──────── Supplied passage

In 2020 and 2021 most music festivals in Germany had to be cancelled due to the Coronavirus-Pandemic. But many music fans hope that this will change soon. After all, what is a summer without festivals like Rock am Ring, Hurricane or Wacken? We explain the special attraction of rock festivals in Germany and showcase three interesting events.
There is hardly a place in Germany that does not have its own music festival. These events have a long tradition. Some of the oldest festivals started in the 1920s. But even the newer events have become an integral part of the cultural life of a region.
Visiting a festival is a great way to spend a summer semester break. The concerts are a welcome change from everyday student life. Some institutes of higher education also organize their own festivals as a way for you to get involved, meet people and take another great experience home with you.
Hopefully you will have noticed that each of these festivals is unique. They provide lasting, special memories. One day you could look back and think: I was there!
Fusion has taken place nearly continually once a year since 1997 at the former Russian military airport in Lärz, near Lake Müritz, around 100 kilometres from Berlin. A small world of its own has been created here, far away from the daily life of the city. Around 70,000 people come together for a weekend and transform the old airport into its very own cultural cosmos. Cultural Cosmos is also the name of the association that organizes the happening.
Fusion is a non-commercial festival. Major themes are a tolerant and diverse society, and a cleaner, healthier environment. That’s why only vegetarian and vegan food are offered, and no advertising is permitted on the festival site. Performers and participants come from all over the world.

────────────────
──────── Supplied entries

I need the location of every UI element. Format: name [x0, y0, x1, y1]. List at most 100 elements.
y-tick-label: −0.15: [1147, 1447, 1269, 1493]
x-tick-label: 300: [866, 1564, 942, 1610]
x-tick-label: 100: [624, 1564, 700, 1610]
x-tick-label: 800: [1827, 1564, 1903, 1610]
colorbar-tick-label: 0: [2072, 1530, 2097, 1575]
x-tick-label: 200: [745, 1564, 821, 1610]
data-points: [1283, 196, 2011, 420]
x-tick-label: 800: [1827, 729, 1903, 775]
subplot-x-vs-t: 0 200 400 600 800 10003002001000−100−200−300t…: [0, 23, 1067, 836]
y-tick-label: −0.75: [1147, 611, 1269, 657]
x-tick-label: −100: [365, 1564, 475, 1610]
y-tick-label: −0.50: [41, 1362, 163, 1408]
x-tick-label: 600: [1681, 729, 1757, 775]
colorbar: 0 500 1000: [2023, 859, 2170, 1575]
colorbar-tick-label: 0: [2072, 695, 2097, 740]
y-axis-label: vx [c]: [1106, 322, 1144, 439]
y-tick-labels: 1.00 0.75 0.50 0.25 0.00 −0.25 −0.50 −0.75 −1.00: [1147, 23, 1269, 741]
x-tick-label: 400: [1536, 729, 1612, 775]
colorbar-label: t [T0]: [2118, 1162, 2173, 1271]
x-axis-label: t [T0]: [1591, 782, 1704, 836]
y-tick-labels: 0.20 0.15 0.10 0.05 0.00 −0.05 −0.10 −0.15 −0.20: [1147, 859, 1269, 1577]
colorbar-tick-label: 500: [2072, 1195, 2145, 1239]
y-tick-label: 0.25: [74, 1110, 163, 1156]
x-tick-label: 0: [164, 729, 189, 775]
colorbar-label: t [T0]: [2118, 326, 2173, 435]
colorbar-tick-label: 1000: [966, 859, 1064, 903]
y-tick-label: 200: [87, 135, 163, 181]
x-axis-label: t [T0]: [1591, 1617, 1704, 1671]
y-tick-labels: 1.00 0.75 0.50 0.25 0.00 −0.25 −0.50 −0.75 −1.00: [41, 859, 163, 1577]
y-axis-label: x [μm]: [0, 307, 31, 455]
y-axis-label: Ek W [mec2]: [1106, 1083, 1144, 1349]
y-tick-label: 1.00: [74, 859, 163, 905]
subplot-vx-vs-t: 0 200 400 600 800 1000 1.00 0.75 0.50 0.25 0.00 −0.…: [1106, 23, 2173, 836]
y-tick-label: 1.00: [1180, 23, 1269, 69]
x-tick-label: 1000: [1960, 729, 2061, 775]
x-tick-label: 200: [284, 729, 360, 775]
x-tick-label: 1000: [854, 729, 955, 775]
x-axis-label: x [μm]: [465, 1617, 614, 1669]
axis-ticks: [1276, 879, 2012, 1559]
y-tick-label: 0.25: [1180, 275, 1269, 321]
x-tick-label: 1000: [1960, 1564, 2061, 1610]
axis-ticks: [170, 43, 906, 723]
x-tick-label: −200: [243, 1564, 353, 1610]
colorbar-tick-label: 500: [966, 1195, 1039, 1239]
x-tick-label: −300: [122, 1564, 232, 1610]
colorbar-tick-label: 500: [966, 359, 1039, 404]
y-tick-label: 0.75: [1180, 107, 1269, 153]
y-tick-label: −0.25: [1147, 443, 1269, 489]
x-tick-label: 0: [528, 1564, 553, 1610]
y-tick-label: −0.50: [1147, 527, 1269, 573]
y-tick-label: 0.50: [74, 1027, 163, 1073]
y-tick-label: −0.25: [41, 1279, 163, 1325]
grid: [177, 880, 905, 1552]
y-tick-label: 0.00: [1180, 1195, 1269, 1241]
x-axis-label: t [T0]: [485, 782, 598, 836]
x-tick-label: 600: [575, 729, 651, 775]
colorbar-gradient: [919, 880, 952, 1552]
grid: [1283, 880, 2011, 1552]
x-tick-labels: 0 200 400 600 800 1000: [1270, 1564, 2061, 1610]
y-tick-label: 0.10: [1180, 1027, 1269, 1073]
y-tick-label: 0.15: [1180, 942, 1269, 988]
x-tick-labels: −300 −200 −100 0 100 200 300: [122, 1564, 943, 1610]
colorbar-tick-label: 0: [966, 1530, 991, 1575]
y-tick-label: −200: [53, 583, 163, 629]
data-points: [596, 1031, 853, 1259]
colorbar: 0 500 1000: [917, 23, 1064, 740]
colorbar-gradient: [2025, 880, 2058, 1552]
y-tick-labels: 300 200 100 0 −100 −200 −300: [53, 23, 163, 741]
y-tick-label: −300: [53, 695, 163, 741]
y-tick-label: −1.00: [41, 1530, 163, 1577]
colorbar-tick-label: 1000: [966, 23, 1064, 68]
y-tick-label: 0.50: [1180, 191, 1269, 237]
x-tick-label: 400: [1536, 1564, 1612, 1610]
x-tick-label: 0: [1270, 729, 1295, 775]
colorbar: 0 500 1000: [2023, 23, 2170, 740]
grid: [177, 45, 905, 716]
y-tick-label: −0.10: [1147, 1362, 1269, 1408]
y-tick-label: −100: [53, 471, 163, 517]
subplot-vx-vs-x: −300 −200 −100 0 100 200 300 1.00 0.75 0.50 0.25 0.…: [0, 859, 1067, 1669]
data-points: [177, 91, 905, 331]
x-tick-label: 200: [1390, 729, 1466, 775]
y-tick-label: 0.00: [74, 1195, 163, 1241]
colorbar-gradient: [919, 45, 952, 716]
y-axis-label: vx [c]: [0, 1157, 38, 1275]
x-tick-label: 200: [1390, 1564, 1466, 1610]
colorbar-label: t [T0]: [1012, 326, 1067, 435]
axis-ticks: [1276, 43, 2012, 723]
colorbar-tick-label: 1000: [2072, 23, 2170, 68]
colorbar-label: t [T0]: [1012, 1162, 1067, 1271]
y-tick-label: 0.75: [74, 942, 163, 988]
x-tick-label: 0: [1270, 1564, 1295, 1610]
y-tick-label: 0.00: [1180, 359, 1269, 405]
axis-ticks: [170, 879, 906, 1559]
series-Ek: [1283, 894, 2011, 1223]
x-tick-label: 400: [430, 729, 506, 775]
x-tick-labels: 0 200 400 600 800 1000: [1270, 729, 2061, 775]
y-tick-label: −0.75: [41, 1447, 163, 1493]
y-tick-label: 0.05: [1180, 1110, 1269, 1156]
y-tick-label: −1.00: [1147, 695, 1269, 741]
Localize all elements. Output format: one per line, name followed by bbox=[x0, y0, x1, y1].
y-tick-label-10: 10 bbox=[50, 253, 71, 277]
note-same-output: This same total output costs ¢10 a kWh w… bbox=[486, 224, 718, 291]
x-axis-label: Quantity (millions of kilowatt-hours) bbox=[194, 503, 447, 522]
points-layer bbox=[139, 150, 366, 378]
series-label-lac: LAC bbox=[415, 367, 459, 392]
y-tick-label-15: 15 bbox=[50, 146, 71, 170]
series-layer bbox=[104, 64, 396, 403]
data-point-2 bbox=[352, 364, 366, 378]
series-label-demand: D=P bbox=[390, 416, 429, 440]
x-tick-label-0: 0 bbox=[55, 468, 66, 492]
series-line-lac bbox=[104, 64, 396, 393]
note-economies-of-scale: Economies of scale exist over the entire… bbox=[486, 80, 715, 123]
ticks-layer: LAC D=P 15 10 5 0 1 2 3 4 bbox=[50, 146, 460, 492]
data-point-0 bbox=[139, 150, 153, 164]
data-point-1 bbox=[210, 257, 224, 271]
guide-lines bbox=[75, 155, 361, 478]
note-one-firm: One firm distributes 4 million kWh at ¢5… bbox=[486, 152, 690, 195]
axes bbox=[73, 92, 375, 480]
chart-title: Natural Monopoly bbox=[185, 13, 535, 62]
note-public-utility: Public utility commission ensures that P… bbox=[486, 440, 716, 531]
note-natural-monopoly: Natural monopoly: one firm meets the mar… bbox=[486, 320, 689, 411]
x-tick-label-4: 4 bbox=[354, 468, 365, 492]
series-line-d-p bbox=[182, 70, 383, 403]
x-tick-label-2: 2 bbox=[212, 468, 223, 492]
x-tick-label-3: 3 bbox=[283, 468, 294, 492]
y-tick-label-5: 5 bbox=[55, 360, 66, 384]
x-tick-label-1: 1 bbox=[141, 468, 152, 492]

────────────────

▶ Exercises to complete
- A) List every music festival named in the German music festivals article.
- B) In the German music festivals article, which association organizes Fusion?

▶ Exercise answers
- A) Rock am Ring, Hurricane, Wacken, Fusion

- B) Cultural Cosmos